SUPPLIED INFORMATION
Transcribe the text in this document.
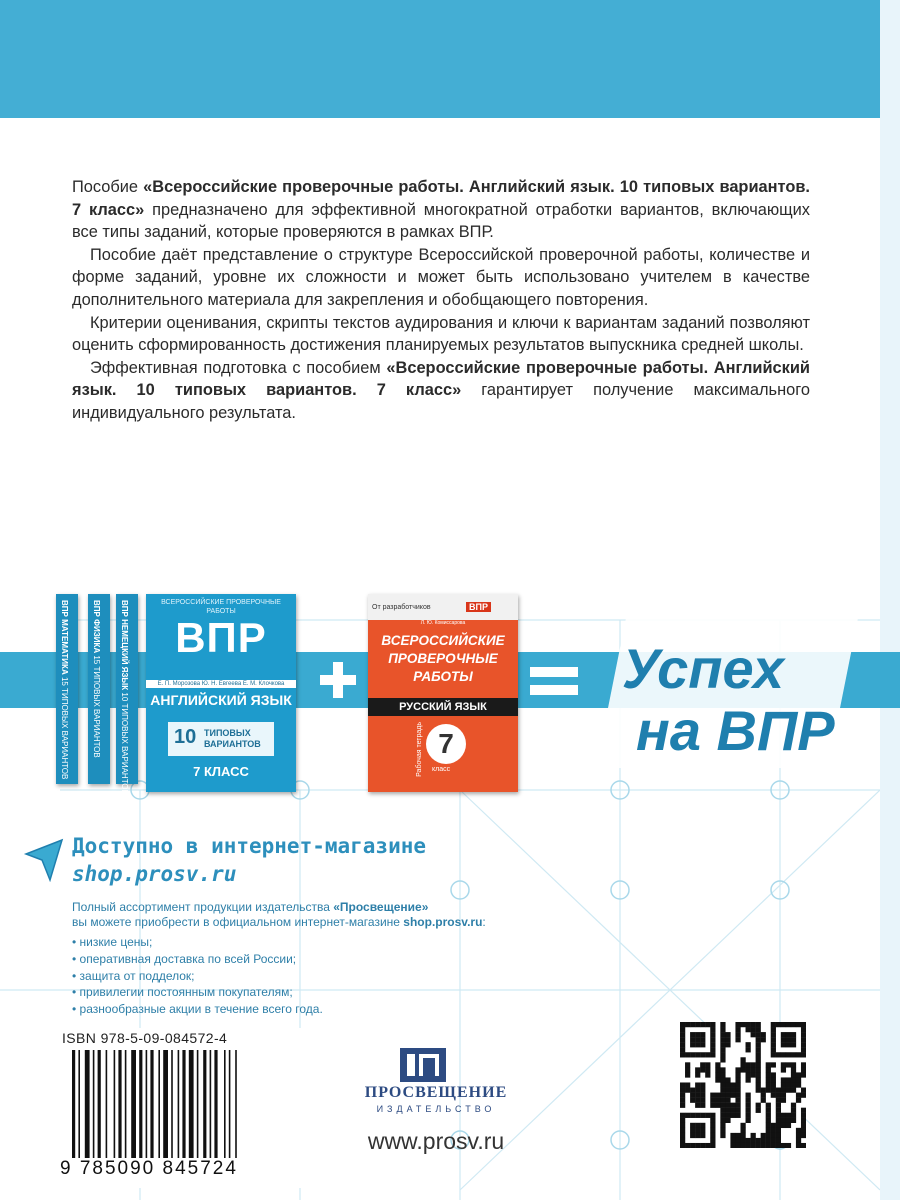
Пособие «Всероссийские проверочные работы. Английский язык. 10 типовых вариантов. 7 класс» предназначено для эффективной многократной отработки вариантов, включающих все типы заданий, которые проверяются в рамках ВПР.

Пособие даёт представление о структуре Всероссийской проверочной работы, количестве и форме заданий, уровне их сложности и может быть использовано учителем в качестве дополнительного материала для закрепления и обобщающего повторения.

Критерии оценивания, скрипты текстов аудирования и ключи к вариантам заданий позволяют оценить сформированность достижения планируемых результатов выпускника средней школы.

Эффективная подготовка с пособием «Всероссийские проверочные работы. Английский язык. 10 типовых вариантов. 7 класс» гарантирует получение максимального индивидуального результата.

ВПР МАТЕМАТИКА 15 ТИПОВЫХ ВАРИАНТОВ
ВПР ФИЗИКА 15 ТИПОВЫХ ВАРИАНТОВ
ВПР НЕМЕЦКИЙ ЯЗЫК 10 ТИПОВЫХ ВАРИАНТОВ
ВСЕРОССИЙСКИЕ ПРОВЕРОЧНЫЕ РАБОТЫ
ВПР
Е. П. Морозова Ю. Н. Евгеева Е. М. Клочкова
АНГЛИЙСКИЙ ЯЗЫК
10 ТИПОВЫХ ВАРИАНТОВ
7 КЛАСС
От разработчиков	ВПР
Л. Ю. Комиссарова
ВСЕРОССИЙСКИЕ ПРОВЕРОЧНЫЕ РАБОТЫ
РУССКИЙ ЯЗЫК
Рабочая тетрадь 7
класс
Успех
на ВПР
Доступно в интернет-магазине
shop.prosv.ru
Полный ассортимент продукции издательства «Просвещение»
вы можете приобрести в официальном интернет-магазине shop.prosv.ru:
• низкие цены;
• оперативная доставка по всей России;
• защита от подделок;
• привилегии постоянным покупателям;
• разнообразные акции в течение всего года.
ISBN 978-5-09-084572-4
9 785090 845724
ПРОСВЕЩЕНИЕ
ИЗДАТЕЛЬСТВО
www.prosv.ru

THE PROBLEM
Reproduce all the records verbatim, excluding images.

SOLUTION TO THE EXERCISE
Transcribe the text in this document.
Пособие «Всероссийские проверочные работы. Английский язык. 10 типовых вариантов. 7 класс» предназначено для эффективной многократной отработки вариантов, включающих все типы заданий, которые проверяются в рамках ВПР.

Пособие даёт представление о структуре Всероссийской проверочной работы, количестве и форме заданий, уровне их сложности и может быть использовано учителем в качестве дополнительного материала для закрепления и обобщающего повторения.

Критерии оценивания, скрипты текстов аудирования и ключи к вариантам заданий позволяют оценить сформированность достижения планируемых результатов выпускника средней школы.

Эффективная подготовка с пособием «Всероссийские проверочные работы. Английский язык. 10 типовых вариантов. 7 класс» гарантирует получение максимального индивидуального результата.

ВПР МАТЕМАТИКА 15 ТИПОВЫХ ВАРИАНТОВ
ВПР ФИЗИКА 15 ТИПОВЫХ ВАРИАНТОВ
ВПР НЕМЕЦКИЙ ЯЗЫК 10 ТИПОВЫХ ВАРИАНТОВ
ВСЕРОССИЙСКИЕ ПРОВЕРОЧНЫЕ РАБОТЫ
ВПР
Е. П. Морозова Ю. Н. Евгеева Е. М. Клочкова
АНГЛИЙСКИЙ ЯЗЫК
10 ТИПОВЫХ ВАРИАНТОВ
7 КЛАСС
От разработчиков	ВПР
Л. Ю. Комиссарова
ВСЕРОССИЙСКИЕ ПРОВЕРОЧНЫЕ РАБОТЫ
РУССКИЙ ЯЗЫК
Рабочая тетрадь 7
класс
Успех
на ВПР
Доступно в интернет-магазине
shop.prosv.ru
Полный ассортимент продукции издательства «Просвещение»
вы можете приобрести в официальном интернет-магазине shop.prosv.ru:
• низкие цены;
• оперативная доставка по всей России;
• защита от подделок;
• привилегии постоянным покупателям;
• разнообразные акции в течение всего года.
ISBN 978-5-09-084572-4
9 785090 845724
ПРОСВЕЩЕНИЕ
ИЗДАТЕЛЬСТВО
www.prosv.ru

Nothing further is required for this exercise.